## start

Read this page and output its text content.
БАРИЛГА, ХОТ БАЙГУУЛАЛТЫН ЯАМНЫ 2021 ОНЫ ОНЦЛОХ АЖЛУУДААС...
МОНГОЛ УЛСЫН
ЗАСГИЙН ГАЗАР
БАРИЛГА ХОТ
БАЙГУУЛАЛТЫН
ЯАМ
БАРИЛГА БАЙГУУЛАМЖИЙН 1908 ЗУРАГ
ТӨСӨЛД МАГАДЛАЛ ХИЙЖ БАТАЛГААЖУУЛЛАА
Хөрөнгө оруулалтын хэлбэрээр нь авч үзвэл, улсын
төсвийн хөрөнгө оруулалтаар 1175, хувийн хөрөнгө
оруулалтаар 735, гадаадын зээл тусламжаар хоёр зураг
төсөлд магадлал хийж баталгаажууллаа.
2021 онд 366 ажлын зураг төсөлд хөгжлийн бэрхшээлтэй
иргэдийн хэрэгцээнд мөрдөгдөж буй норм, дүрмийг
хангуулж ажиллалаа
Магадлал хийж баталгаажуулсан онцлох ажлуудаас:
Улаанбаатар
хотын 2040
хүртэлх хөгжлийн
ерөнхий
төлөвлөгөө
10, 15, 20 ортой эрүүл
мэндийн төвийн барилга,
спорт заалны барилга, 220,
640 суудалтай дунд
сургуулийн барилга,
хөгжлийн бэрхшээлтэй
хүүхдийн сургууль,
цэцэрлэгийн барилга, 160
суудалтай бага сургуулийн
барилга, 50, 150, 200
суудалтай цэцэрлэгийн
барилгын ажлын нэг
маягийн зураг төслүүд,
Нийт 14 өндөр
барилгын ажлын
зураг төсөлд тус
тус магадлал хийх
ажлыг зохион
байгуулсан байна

## end

WHAT IS EXPECTED — Print out every entry, keeping each one exact.

OUTPUT OF THE TASK —
Read this page and output its text content.
БАРИЛГА, ХОТ БАЙГУУЛАЛТЫН ЯАМНЫ 2021 ОНЫ ОНЦЛОХ АЖЛУУДААС...
МОНГОЛ УЛСЫН
ЗАСГИЙН ГАЗАР
БАРИЛГА ХОТ
БАЙГУУЛАЛТЫН
ЯАМ
БАРИЛГА БАЙГУУЛАМЖИЙН 1908 ЗУРАГ
ТӨСӨЛД МАГАДЛАЛ ХИЙЖ БАТАЛГААЖУУЛЛАА
Хөрөнгө оруулалтын хэлбэрээр нь авч үзвэл, улсын
төсвийн хөрөнгө оруулалтаар 1175, хувийн хөрөнгө
оруулалтаар 735, гадаадын зээл тусламжаар хоёр зураг
төсөлд магадлал хийж баталгаажууллаа.
2021 онд 366 ажлын зураг төсөлд хөгжлийн бэрхшээлтэй
иргэдийн хэрэгцээнд мөрдөгдөж буй норм, дүрмийг
хангуулж ажиллалаа
Магадлал хийж баталгаажуулсан онцлох ажлуудаас:
Улаанбаатар
хотын 2040
хүртэлх хөгжлийн
ерөнхий
төлөвлөгөө
10, 15, 20 ортой эрүүл
мэндийн төвийн барилга,
спорт заалны барилга, 220,
640 суудалтай дунд
сургуулийн барилга,
хөгжлийн бэрхшээлтэй
хүүхдийн сургууль,
цэцэрлэгийн барилга, 160
суудалтай бага сургуулийн
барилга, 50, 150, 200
суудалтай цэцэрлэгийн
барилгын ажлын нэг
маягийн зураг төслүүд,
Нийт 14 өндөр
барилгын ажлын
зураг төсөлд тус
тус магадлал хийх
ажлыг зохион
байгуулсан байна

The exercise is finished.